### AIM:
All material below is to be reproduced exactly.

+---+

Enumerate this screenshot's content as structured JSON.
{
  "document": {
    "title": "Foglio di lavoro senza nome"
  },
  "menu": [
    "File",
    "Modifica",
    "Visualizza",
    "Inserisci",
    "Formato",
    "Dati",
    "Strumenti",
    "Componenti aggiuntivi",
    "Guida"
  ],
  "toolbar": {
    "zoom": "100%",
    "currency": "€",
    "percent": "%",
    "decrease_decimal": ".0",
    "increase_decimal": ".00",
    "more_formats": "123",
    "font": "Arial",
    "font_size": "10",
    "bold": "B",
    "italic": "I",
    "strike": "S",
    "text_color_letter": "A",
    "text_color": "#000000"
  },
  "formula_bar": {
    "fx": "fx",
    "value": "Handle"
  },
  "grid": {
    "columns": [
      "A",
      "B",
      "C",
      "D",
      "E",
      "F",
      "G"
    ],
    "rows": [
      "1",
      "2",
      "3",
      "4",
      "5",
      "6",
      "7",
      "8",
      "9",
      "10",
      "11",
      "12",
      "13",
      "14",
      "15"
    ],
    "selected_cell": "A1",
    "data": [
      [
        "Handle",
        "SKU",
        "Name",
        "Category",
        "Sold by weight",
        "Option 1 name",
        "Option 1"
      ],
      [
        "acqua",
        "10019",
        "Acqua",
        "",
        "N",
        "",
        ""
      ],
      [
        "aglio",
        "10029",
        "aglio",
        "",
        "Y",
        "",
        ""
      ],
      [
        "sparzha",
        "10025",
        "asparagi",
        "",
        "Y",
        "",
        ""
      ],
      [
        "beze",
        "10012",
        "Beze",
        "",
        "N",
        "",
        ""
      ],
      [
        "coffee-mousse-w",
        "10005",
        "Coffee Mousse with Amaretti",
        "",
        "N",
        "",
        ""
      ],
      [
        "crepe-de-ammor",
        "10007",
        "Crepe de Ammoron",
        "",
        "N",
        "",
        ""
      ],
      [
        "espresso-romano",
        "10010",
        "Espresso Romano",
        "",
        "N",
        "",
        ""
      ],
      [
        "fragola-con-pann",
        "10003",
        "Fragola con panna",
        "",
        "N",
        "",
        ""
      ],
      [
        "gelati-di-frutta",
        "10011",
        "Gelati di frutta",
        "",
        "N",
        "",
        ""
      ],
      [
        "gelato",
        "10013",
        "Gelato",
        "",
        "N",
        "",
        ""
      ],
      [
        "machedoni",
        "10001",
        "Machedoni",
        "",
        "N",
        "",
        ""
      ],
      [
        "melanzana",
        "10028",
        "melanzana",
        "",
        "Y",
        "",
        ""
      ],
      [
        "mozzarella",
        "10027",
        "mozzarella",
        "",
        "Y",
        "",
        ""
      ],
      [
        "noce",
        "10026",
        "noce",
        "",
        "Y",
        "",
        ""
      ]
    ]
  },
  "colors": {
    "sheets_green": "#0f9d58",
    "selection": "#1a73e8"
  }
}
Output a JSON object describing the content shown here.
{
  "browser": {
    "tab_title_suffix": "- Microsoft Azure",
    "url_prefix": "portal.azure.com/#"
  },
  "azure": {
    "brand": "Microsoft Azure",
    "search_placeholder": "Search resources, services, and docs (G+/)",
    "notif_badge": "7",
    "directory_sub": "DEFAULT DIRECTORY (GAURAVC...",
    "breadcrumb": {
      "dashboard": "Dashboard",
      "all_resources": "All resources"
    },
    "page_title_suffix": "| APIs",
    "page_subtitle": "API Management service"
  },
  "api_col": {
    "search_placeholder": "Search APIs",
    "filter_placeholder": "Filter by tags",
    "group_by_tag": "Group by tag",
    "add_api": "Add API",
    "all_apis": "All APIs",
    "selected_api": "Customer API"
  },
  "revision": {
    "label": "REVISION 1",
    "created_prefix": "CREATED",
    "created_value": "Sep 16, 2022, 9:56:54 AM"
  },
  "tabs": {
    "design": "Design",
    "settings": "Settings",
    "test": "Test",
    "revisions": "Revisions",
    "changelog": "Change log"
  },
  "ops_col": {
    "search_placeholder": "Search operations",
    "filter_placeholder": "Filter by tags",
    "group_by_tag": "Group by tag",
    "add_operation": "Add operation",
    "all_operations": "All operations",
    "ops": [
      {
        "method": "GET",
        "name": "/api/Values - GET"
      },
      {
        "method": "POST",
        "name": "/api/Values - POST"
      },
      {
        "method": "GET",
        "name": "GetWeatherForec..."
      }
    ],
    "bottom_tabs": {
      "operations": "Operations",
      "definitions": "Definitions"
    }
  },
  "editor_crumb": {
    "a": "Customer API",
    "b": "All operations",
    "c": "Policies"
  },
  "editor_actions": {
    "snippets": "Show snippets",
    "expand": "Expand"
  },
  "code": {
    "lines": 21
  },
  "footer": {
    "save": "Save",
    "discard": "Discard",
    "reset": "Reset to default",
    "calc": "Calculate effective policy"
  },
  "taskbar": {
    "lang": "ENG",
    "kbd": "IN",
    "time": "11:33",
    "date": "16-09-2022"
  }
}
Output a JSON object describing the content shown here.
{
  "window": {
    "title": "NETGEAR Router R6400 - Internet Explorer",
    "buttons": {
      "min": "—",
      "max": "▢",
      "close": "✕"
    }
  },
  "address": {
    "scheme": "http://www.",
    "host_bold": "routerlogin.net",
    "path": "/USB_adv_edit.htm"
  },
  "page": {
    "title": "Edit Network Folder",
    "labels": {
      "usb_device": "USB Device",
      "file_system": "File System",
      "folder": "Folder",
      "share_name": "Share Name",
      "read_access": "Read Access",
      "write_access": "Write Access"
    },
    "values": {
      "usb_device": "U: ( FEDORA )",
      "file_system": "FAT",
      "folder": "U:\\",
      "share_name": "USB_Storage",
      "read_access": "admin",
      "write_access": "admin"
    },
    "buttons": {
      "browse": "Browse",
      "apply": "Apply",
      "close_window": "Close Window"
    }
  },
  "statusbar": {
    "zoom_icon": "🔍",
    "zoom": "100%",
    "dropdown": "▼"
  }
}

+---+

### RESPONSE TO THIS TASK:
Enumerate this screenshot's content as structured JSON.
{
  "document": {
    "title": "Foglio di lavoro senza nome"
  },
  "menu": [
    "File",
    "Modifica",
    "Visualizza",
    "Inserisci",
    "Formato",
    "Dati",
    "Strumenti",
    "Componenti aggiuntivi",
    "Guida"
  ],
  "toolbar": {
    "zoom": "100%",
    "currency": "€",
    "percent": "%",
    "decrease_decimal": ".0",
    "increase_decimal": ".00",
    "more_formats": "123",
    "font": "Arial",
    "font_size": "10",
    "bold": "B",
    "italic": "I",
    "strike": "S",
    "text_color_letter": "A",
    "text_color": "#000000"
  },
  "formula_bar": {
    "fx": "fx",
    "value": "Handle"
  },
  "grid": {
    "columns": [
      "A",
      "B",
      "C",
      "D",
      "E",
      "F",
      "G"
    ],
    "rows": [
      "1",
      "2",
      "3",
      "4",
      "5",
      "6",
      "7",
      "8",
      "9",
      "10",
      "11",
      "12",
      "13",
      "14",
      "15"
    ],
    "selected_cell": "A1",
    "data": [
      [
        "Handle",
        "SKU",
        "Name",
        "Category",
        "Sold by weight",
        "Option 1 name",
        "Option 1"
      ],
      [
        "acqua",
        "10019",
        "Acqua",
        "",
        "N",
        "",
        ""
      ],
      [
        "aglio",
        "10029",
        "aglio",
        "",
        "Y",
        "",
        ""
      ],
      [
        "sparzha",
        "10025",
        "asparagi",
        "",
        "Y",
        "",
        ""
      ],
      [
        "beze",
        "10012",
        "Beze",
        "",
        "N",
        "",
        ""
      ],
      [
        "coffee-mousse-w",
        "10005",
        "Coffee Mousse with Amaretti",
        "",
        "N",
        "",
        ""
      ],
      [
        "crepe-de-ammor",
        "10007",
        "Crepe de Ammoron",
        "",
        "N",
        "",
        ""
      ],
      [
        "espresso-romano",
        "10010",
        "Espresso Romano",
        "",
        "N",
        "",
        ""
      ],
      [
        "fragola-con-pann",
        "10003",
        "Fragola con panna",
        "",
        "N",
        "",
        ""
      ],
      [
        "gelati-di-frutta",
        "10011",
        "Gelati di frutta",
        "",
        "N",
        "",
        ""
      ],
      [
        "gelato",
        "10013",
        "Gelato",
        "",
        "N",
        "",
        ""
      ],
      [
        "machedoni",
        "10001",
        "Machedoni",
        "",
        "N",
        "",
        ""
      ],
      [
        "melanzana",
        "10028",
        "melanzana",
        "",
        "Y",
        "",
        ""
      ],
      [
        "mozzarella",
        "10027",
        "mozzarella",
        "",
        "Y",
        "",
        ""
      ],
      [
        "noce",
        "10026",
        "noce",
        "",
        "Y",
        "",
        ""
      ]
    ]
  },
  "colors": {
    "sheets_green": "#0f9d58",
    "selection": "#1a73e8"
  }
}
Output a JSON object describing the content shown here.
{
  "browser": {
    "tab_title_suffix": "- Microsoft Azure",
    "url_prefix": "portal.azure.com/#"
  },
  "azure": {
    "brand": "Microsoft Azure",
    "search_placeholder": "Search resources, services, and docs (G+/)",
    "notif_badge": "7",
    "directory_sub": "DEFAULT DIRECTORY (GAURAVC...",
    "breadcrumb": {
      "dashboard": "Dashboard",
      "all_resources": "All resources"
    },
    "page_title_suffix": "| APIs",
    "page_subtitle": "API Management service"
  },
  "api_col": {
    "search_placeholder": "Search APIs",
    "filter_placeholder": "Filter by tags",
    "group_by_tag": "Group by tag",
    "add_api": "Add API",
    "all_apis": "All APIs",
    "selected_api": "Customer API"
  },
  "revision": {
    "label": "REVISION 1",
    "created_prefix": "CREATED",
    "created_value": "Sep 16, 2022, 9:56:54 AM"
  },
  "tabs": {
    "design": "Design",
    "settings": "Settings",
    "test": "Test",
    "revisions": "Revisions",
    "changelog": "Change log"
  },
  "ops_col": {
    "search_placeholder": "Search operations",
    "filter_placeholder": "Filter by tags",
    "group_by_tag": "Group by tag",
    "add_operation": "Add operation",
    "all_operations": "All operations",
    "ops": [
      {
        "method": "GET",
        "name": "/api/Values - GET"
      },
      {
        "method": "POST",
        "name": "/api/Values - POST"
      },
      {
        "method": "GET",
        "name": "GetWeatherForec..."
      }
    ],
    "bottom_tabs": {
      "operations": "Operations",
      "definitions": "Definitions"
    }
  },
  "editor_crumb": {
    "a": "Customer API",
    "b": "All operations",
    "c": "Policies"
  },
  "editor_actions": {
    "snippets": "Show snippets",
    "expand": "Expand"
  },
  "code": {
    "lines": 21
  },
  "footer": {
    "save": "Save",
    "discard": "Discard",
    "reset": "Reset to default",
    "calc": "Calculate effective policy"
  },
  "taskbar": {
    "lang": "ENG",
    "kbd": "IN",
    "time": "11:33",
    "date": "16-09-2022"
  }
}
Output a JSON object describing the content shown here.
{
  "window": {
    "title": "NETGEAR Router R6400 - Internet Explorer",
    "buttons": {
      "min": "—",
      "max": "▢",
      "close": "✕"
    }
  },
  "address": {
    "scheme": "http://www.",
    "host_bold": "routerlogin.net",
    "path": "/USB_adv_edit.htm"
  },
  "page": {
    "title": "Edit Network Folder",
    "labels": {
      "usb_device": "USB Device",
      "file_system": "File System",
      "folder": "Folder",
      "share_name": "Share Name",
      "read_access": "Read Access",
      "write_access": "Write Access"
    },
    "values": {
      "usb_device": "U: ( FEDORA )",
      "file_system": "FAT",
      "folder": "U:\\",
      "share_name": "USB_Storage",
      "read_access": "admin",
      "write_access": "admin"
    },
    "buttons": {
      "browse": "Browse",
      "apply": "Apply",
      "close_window": "Close Window"
    }
  },
  "statusbar": {
    "zoom_icon": "🔍",
    "zoom": "100%",
    "dropdown": "▼"
  }
}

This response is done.